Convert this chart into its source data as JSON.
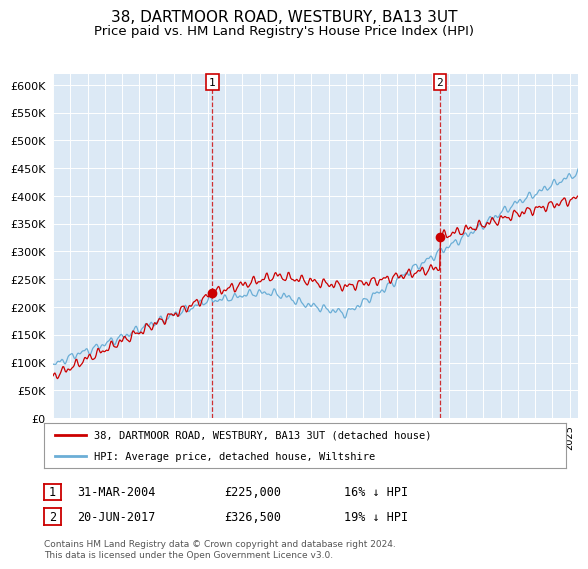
{
  "title": "38, DARTMOOR ROAD, WESTBURY, BA13 3UT",
  "subtitle": "Price paid vs. HM Land Registry's House Price Index (HPI)",
  "title_fontsize": 11,
  "subtitle_fontsize": 9.5,
  "ylim": [
    0,
    620000
  ],
  "yticks": [
    0,
    50000,
    100000,
    150000,
    200000,
    250000,
    300000,
    350000,
    400000,
    450000,
    500000,
    550000,
    600000
  ],
  "background_color": "#ffffff",
  "plot_bg_color": "#dce9f5",
  "grid_color": "#ffffff",
  "hpi_color": "#6baed6",
  "sold_color": "#cc0000",
  "annotation_color": "#cc0000",
  "sale1": {
    "date_num": 2004.25,
    "price": 225000,
    "label": "1"
  },
  "sale2": {
    "date_num": 2017.47,
    "price": 326500,
    "label": "2"
  },
  "legend_entries": [
    "38, DARTMOOR ROAD, WESTBURY, BA13 3UT (detached house)",
    "HPI: Average price, detached house, Wiltshire"
  ],
  "table_rows": [
    [
      "1",
      "31-MAR-2004",
      "£225,000",
      "16% ↓ HPI"
    ],
    [
      "2",
      "20-JUN-2017",
      "£326,500",
      "19% ↓ HPI"
    ]
  ],
  "footnote": "Contains HM Land Registry data © Crown copyright and database right 2024.\nThis data is licensed under the Open Government Licence v3.0.",
  "xmin": 1995,
  "xmax": 2025.5
}
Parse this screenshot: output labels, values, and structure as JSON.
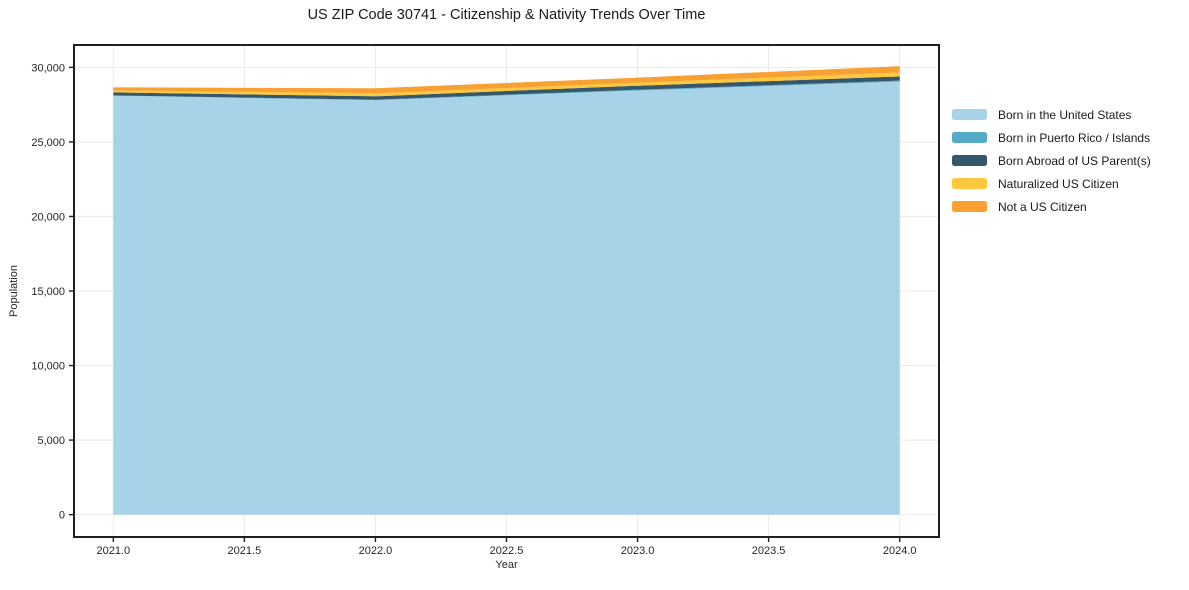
{
  "chart_data": {
    "type": "area",
    "stacked": true,
    "title": "US ZIP Code 30741 - Citizenship & Nativity Trends Over Time",
    "xlabel": "Year",
    "ylabel": "Population",
    "x": [
      2021,
      2022,
      2023,
      2024
    ],
    "series": [
      {
        "name": "Born in the United States",
        "color": "#A0CFE6",
        "values": [
          28100,
          27800,
          28450,
          29050
        ]
      },
      {
        "name": "Born in Puerto Rico / Islands",
        "color": "#43A5C2",
        "values": [
          20,
          30,
          50,
          60
        ]
      },
      {
        "name": "Born Abroad of US Parent(s)",
        "color": "#25485C",
        "values": [
          200,
          230,
          270,
          280
        ]
      },
      {
        "name": "Naturalized US Citizen",
        "color": "#FCC32F",
        "values": [
          140,
          200,
          200,
          270
        ]
      },
      {
        "name": "Not a US Citizen",
        "color": "#F79821",
        "values": [
          200,
          340,
          340,
          420
        ]
      }
    ],
    "xlim": [
      2020.85,
      2024.15
    ],
    "ylim": [
      -1500,
      31500
    ],
    "xticks": [
      2021.0,
      2021.5,
      2022.0,
      2022.5,
      2023.0,
      2023.5,
      2024.0
    ],
    "xtick_labels": [
      "2021.0",
      "2021.5",
      "2022.0",
      "2022.5",
      "2023.0",
      "2023.5",
      "2024.0"
    ],
    "yticks": [
      0,
      5000,
      10000,
      15000,
      20000,
      25000,
      30000
    ],
    "ytick_labels": [
      "0",
      "5,000",
      "10,000",
      "15,000",
      "20,000",
      "25,000",
      "30,000"
    ],
    "grid": true,
    "legend_position": "right",
    "colors": {
      "grid": "#EBEBEB",
      "frame": "#1F1F1F",
      "tick_text": "#262626",
      "title_text": "#1A1A1A",
      "background": "#FFFFFF"
    }
  }
}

----

**WRITTEN TASK:** Copy each line above containing the string "Registry".

**COMPLETE OUTPUT:**
  "subtitle": "Price paid vs. HM Land Registry's House Price Index (HPI)",
  "footnote": "Contains HM Land Registry data © Crown copyright and database right 2024.\nThis data is licensed under the Open Government Licence v3.0.",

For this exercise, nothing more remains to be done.